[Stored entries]
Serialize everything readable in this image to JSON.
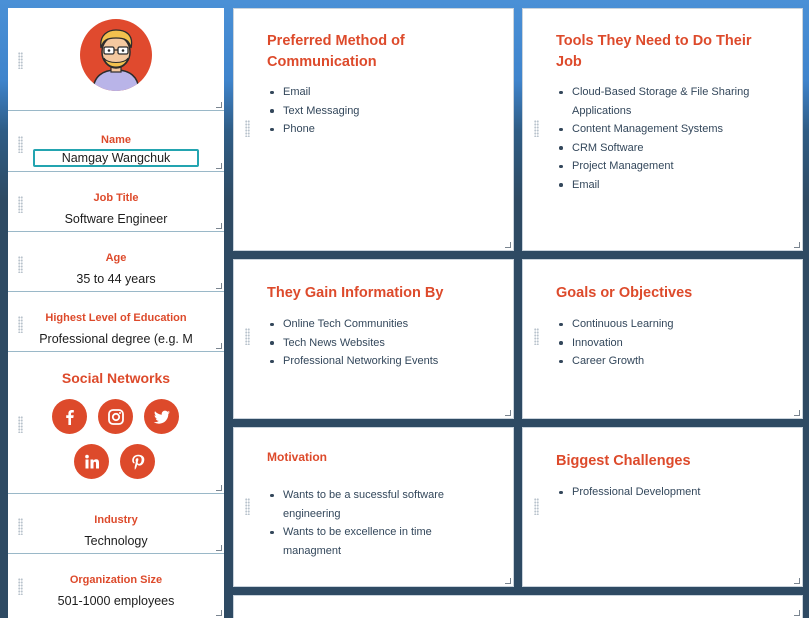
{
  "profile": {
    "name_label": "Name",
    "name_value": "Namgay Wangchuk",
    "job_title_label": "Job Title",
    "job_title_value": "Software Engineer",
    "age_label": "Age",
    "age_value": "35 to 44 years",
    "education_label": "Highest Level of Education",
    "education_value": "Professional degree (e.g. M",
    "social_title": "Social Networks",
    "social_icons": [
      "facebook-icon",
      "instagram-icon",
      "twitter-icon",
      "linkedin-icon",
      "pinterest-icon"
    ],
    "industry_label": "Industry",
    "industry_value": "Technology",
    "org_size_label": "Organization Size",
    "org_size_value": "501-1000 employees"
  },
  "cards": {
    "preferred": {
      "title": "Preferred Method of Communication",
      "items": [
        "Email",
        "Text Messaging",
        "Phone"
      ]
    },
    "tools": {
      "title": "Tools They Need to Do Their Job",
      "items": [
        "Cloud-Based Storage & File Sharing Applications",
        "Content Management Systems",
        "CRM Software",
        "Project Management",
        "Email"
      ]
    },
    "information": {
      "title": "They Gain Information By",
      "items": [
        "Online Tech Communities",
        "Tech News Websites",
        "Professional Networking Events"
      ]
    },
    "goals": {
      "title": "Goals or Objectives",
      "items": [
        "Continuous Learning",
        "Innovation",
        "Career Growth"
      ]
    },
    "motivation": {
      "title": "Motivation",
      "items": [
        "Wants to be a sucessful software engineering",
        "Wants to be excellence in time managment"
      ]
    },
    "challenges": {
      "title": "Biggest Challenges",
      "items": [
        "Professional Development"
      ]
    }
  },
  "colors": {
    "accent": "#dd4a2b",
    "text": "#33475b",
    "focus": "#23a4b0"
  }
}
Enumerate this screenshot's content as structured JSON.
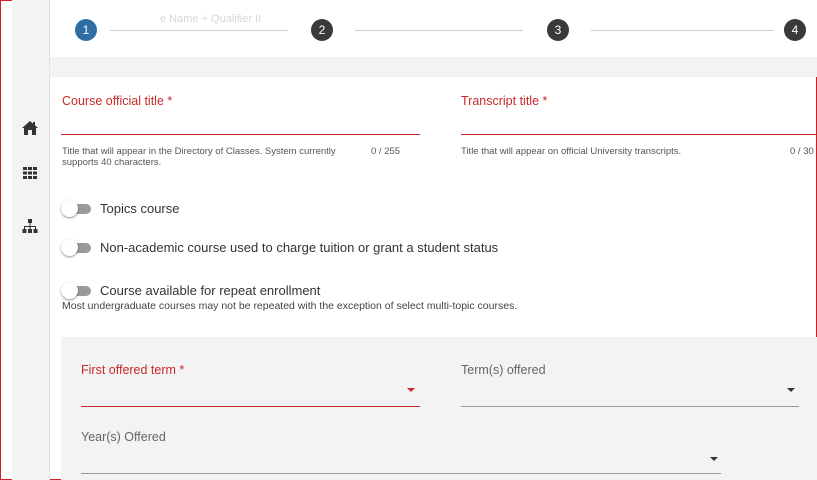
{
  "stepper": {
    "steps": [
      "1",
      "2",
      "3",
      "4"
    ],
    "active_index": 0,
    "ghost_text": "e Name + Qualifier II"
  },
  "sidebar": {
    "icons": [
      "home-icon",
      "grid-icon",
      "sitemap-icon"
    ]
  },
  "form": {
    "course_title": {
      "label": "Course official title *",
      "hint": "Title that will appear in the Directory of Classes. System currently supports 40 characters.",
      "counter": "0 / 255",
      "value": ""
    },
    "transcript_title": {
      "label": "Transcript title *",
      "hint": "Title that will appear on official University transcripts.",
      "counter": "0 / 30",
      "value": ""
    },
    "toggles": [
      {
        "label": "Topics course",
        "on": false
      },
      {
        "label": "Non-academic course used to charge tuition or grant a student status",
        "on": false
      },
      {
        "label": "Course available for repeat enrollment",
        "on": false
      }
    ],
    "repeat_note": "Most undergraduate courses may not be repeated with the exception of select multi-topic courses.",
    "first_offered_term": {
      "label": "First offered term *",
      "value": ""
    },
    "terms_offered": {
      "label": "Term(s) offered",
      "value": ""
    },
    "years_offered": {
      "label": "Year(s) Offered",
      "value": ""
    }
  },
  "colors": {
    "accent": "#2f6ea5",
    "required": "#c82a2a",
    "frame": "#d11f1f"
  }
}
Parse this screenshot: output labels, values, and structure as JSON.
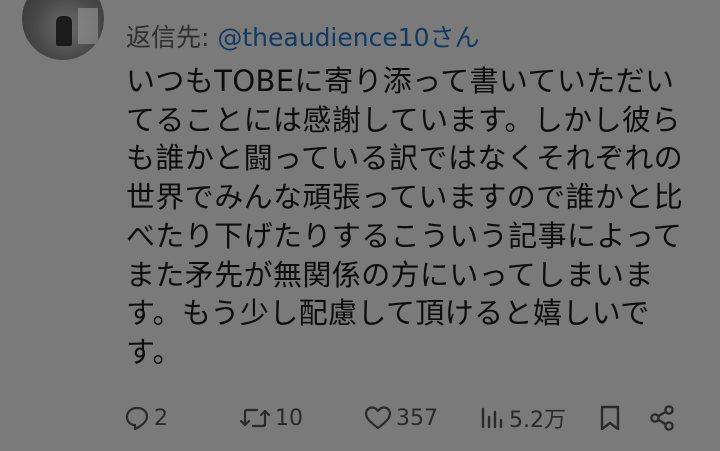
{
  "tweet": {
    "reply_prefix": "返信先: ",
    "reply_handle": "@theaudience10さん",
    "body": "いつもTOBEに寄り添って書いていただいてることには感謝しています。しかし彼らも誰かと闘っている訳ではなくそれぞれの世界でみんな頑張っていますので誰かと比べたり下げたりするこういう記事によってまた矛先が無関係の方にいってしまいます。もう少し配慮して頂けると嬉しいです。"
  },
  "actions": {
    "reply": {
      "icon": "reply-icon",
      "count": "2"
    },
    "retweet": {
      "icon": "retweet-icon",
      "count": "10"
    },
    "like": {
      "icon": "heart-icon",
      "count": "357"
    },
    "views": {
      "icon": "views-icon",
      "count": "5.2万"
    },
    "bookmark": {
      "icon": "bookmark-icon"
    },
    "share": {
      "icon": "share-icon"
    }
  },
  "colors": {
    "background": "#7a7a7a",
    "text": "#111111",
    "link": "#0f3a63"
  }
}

■ PROBLEM REQUIREMENTS: Say how many lines of the data include the string "this". Nothing other than the number should be given.

■ TASK RESPONSE: 3